Extracted data entries
# # # # #
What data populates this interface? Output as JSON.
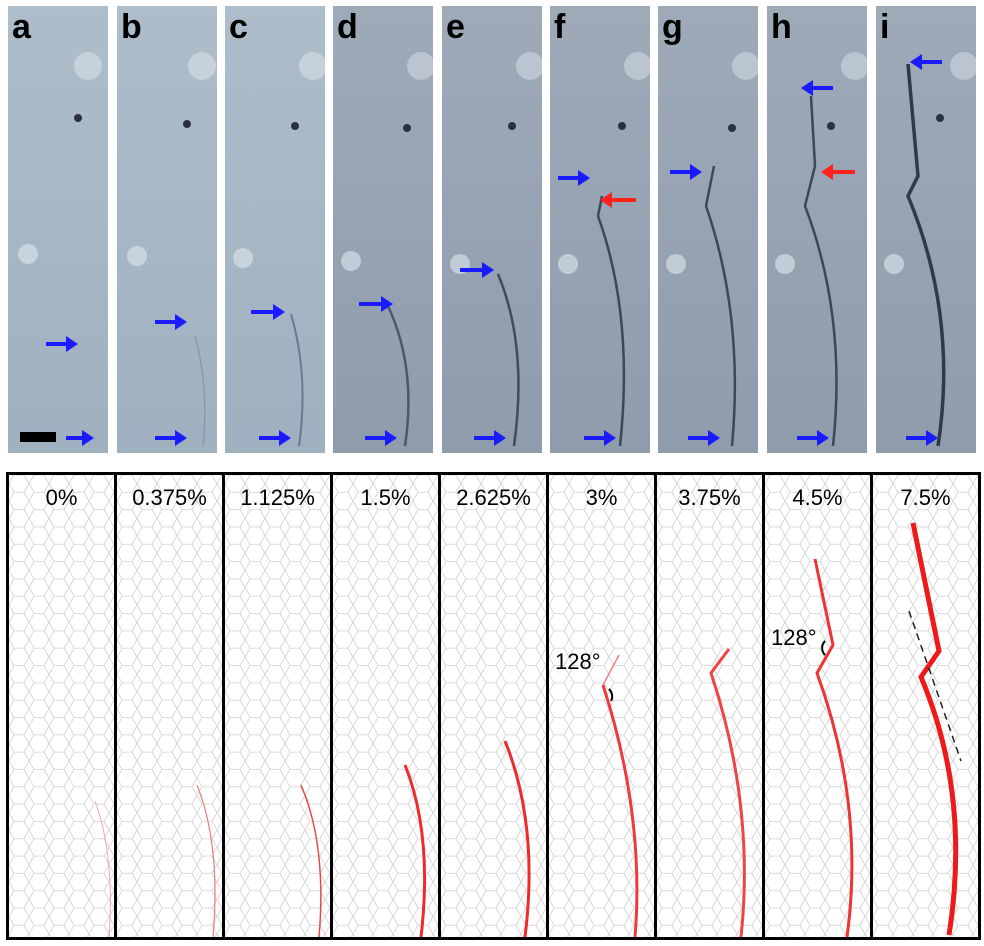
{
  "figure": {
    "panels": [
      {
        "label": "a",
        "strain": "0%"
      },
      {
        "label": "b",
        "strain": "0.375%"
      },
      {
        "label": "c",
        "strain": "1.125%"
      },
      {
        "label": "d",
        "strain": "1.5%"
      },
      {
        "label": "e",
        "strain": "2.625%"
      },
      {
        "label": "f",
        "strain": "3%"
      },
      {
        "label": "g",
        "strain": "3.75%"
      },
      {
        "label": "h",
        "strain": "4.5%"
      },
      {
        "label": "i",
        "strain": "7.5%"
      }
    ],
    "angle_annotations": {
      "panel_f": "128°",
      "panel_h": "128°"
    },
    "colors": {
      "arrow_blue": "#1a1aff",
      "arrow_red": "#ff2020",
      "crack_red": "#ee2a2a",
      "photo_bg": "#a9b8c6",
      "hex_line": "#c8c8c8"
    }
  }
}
# # # # #
Task description
Repeat the material above in full and exactly, apart from the pictures.

The completed task
What data populates this interface? Output as JSON.
{
  "figure": {
    "panels": [
      {
        "label": "a",
        "strain": "0%"
      },
      {
        "label": "b",
        "strain": "0.375%"
      },
      {
        "label": "c",
        "strain": "1.125%"
      },
      {
        "label": "d",
        "strain": "1.5%"
      },
      {
        "label": "e",
        "strain": "2.625%"
      },
      {
        "label": "f",
        "strain": "3%"
      },
      {
        "label": "g",
        "strain": "3.75%"
      },
      {
        "label": "h",
        "strain": "4.5%"
      },
      {
        "label": "i",
        "strain": "7.5%"
      }
    ],
    "angle_annotations": {
      "panel_f": "128°",
      "panel_h": "128°"
    },
    "colors": {
      "arrow_blue": "#1a1aff",
      "arrow_red": "#ff2020",
      "crack_red": "#ee2a2a",
      "photo_bg": "#a9b8c6",
      "hex_line": "#c8c8c8"
    }
  }
}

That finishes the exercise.